REQUIRED WORK
Your answer is a single number: the count of lines that contain the string "DatenGrab".

RAW DATA

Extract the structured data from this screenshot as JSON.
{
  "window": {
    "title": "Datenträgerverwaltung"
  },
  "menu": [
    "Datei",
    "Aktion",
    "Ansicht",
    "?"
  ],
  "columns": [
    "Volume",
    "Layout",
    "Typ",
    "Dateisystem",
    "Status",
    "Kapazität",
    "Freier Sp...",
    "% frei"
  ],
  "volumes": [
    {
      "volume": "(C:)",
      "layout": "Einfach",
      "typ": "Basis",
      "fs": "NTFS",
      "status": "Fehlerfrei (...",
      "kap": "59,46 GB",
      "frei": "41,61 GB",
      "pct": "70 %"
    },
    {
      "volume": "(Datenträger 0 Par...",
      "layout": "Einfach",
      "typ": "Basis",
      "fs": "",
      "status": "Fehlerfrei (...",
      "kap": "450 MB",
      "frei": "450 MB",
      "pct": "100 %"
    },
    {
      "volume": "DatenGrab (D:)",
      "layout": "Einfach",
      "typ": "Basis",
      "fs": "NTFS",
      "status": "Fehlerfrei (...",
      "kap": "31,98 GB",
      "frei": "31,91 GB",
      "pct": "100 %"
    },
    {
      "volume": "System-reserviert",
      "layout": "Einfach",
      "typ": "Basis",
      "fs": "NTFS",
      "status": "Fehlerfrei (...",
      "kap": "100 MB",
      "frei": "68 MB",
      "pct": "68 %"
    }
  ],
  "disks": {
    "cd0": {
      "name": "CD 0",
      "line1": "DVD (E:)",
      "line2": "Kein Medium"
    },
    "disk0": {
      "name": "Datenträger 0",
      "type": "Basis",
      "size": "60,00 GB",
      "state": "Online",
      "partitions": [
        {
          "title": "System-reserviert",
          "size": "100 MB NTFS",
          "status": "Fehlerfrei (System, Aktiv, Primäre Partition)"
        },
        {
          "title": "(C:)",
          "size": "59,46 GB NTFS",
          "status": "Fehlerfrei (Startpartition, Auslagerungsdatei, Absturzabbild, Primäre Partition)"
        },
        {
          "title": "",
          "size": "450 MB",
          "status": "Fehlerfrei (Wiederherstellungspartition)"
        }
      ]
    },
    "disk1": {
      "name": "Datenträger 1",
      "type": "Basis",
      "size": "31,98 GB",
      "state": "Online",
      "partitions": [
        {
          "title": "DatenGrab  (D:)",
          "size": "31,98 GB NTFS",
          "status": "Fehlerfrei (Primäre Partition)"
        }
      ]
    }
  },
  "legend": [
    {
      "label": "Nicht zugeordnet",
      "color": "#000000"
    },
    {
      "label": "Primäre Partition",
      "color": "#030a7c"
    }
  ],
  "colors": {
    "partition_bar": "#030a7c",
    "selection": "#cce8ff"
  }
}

RESPONSE TO THE EXERCISE
2